• _Stated exercise_:
All lines in the data bearing the string "reduced" should be identified and copied.

• _Dataset records_:
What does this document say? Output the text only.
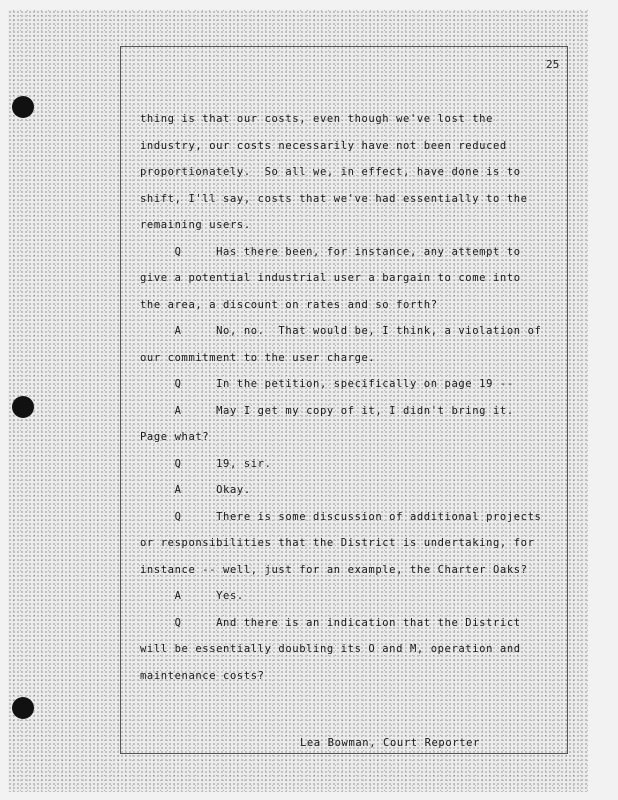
25
thing is that our costs, even though we've lost the
industry, our costs necessarily have not been reduced
proportionately.  So all we, in effect, have done is to
shift, I'll say, costs that we've had essentially to the
remaining users.
Q     Has there been, for instance, any attempt to
give a potential industrial user a bargain to come into
the area, a discount on rates and so forth?
A     No, no.  That would be, I think, a violation of
our commitment to the user charge.
Q     In the petition, specifically on page 19 --
A     May I get my copy of it, I didn't bring it.
Page what?
Q     19, sir.
A     Okay.
Q     There is some discussion of additional projects
or responsibilities that the District is undertaking, for
instance -- well, just for an example, the Charter Oaks?
A     Yes.
Q     And there is an indication that the District
will be essentially doubling its O and M, operation and
maintenance costs?
Lea Bowman, Court Reporter
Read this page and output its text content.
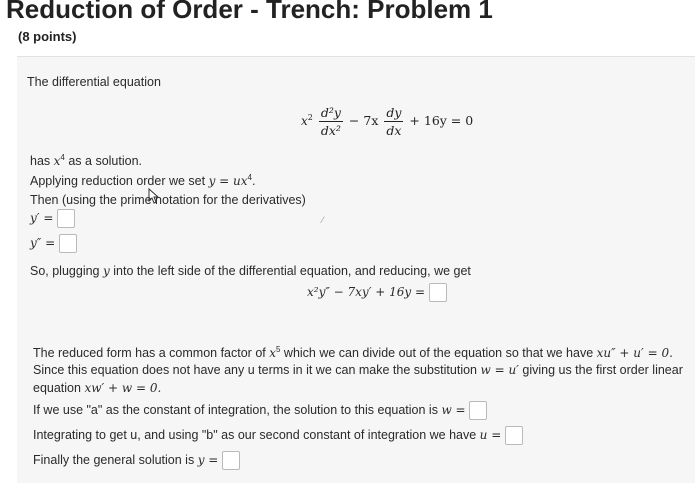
Reduction of Order - Trench: Problem 1
(8 points)
The differential equation
$x^2 \frac{\text{d²y}}{\text{dx²}} - 7x \frac{dy}{dx} + 16y = 0$
has $x^4$ as a solution.
Applying reduction order we set $y = ux^4$.
Then (using the prime notation for the derivatives)
y′ =	⁄
y″ =
So, plugging y into the left side of the differential equation, and reducing, we get
x²y″ − 7xy′ + 16y =
The reduced form has a common factor of $x^5$ which we can divide out of the equation so that we have xu″ + u′ = 0.
Since this equation does not have any u terms in it we can make the substitution w = u′ giving us the first order linear
equation xw′ + w = 0.
If we use "a" as the constant of integration, the solution to this equation is w =
Integrating to get u, and using "b" as our second constant of integration we have u =
Finally the general solution is y =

• _Worked answer_:
industry, our costs necessarily have not been reduced
The reduced form has a common factor of $x^5$ which we can divide out of the equation so that we have xu″ + u′ = 0.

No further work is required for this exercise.